Material for the task
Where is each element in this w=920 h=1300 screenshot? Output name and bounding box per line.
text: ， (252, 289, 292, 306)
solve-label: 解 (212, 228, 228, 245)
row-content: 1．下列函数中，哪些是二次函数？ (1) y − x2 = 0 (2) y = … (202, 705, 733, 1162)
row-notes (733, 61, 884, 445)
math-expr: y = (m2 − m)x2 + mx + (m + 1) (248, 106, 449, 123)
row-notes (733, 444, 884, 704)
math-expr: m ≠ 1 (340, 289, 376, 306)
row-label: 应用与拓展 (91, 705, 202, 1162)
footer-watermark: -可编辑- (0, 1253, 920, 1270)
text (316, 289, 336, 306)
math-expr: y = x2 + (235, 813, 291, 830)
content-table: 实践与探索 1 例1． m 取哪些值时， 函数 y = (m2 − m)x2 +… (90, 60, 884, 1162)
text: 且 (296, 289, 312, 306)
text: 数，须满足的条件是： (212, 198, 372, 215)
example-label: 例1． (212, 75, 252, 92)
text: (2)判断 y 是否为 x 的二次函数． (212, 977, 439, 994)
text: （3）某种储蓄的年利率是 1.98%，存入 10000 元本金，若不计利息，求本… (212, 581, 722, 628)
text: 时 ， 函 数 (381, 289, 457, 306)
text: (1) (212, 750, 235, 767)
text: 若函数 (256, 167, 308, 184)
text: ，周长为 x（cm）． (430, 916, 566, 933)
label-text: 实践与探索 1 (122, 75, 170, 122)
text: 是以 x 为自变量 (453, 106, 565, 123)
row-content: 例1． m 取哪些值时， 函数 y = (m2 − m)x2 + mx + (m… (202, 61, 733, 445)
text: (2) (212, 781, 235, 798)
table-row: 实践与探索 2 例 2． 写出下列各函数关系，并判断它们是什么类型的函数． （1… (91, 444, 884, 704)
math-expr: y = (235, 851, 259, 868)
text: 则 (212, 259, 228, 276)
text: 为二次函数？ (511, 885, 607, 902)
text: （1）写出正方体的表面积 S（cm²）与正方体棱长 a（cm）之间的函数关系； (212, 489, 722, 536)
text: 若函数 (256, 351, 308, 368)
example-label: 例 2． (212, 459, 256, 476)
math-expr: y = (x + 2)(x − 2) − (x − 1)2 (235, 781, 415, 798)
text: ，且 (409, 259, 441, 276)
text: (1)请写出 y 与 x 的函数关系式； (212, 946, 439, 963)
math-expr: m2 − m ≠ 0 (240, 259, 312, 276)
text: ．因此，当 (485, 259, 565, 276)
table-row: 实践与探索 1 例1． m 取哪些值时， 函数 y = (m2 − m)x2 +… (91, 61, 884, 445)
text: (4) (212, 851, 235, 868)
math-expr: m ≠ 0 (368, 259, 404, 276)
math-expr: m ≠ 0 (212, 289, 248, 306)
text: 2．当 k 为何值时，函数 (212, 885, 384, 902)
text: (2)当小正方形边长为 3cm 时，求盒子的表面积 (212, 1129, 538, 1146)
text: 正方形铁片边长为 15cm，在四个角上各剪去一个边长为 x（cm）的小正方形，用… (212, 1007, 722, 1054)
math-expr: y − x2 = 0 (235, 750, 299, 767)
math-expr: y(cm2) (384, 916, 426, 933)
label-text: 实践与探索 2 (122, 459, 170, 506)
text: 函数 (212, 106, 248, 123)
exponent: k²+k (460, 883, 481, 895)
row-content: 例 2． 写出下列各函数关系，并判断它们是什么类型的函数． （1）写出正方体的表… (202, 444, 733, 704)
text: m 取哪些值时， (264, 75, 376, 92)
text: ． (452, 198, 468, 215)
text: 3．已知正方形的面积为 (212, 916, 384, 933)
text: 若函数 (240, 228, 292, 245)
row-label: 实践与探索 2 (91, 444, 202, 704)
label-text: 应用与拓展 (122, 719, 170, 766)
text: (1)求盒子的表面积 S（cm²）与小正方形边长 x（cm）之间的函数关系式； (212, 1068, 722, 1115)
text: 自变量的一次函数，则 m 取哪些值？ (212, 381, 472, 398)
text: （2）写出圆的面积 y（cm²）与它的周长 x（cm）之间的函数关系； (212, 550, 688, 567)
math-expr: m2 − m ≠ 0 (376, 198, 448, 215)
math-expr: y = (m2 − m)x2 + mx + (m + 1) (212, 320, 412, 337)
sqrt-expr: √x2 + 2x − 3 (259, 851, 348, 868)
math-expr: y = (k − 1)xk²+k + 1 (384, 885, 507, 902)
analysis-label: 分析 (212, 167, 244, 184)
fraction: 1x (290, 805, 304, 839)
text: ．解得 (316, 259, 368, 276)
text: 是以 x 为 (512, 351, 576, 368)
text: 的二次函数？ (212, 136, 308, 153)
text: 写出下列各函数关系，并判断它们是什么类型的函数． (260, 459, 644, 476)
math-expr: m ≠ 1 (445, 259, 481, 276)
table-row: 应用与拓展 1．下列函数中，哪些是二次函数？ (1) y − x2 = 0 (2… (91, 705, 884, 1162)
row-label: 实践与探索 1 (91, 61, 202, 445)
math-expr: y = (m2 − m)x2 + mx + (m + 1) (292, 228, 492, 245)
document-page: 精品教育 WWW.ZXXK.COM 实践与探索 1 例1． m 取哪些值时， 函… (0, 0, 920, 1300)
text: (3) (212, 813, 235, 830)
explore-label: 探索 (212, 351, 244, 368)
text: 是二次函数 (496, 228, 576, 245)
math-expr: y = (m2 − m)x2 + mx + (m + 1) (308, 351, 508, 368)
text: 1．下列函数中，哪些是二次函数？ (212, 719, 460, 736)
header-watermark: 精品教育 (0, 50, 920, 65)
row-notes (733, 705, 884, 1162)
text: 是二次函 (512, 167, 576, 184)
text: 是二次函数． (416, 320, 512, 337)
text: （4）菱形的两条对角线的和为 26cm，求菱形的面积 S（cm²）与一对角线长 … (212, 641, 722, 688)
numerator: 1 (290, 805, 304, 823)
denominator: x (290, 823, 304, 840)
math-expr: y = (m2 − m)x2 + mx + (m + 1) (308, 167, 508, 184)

Exercise instructions
Reproduce the items word for word, starting at the very beginning and ending at the line that contains "row-notes (733, 61, 884, 445)", with that line included.

Response below
Where is each element in this w=920 h=1300 screenshot? Output name and bounding box per line.
text: ， (252, 289, 292, 306)
solve-label: 解 (212, 228, 228, 245)
row-content: 1．下列函数中，哪些是二次函数？ (1) y − x2 = 0 (2) y = … (202, 705, 733, 1162)
row-notes (733, 61, 884, 445)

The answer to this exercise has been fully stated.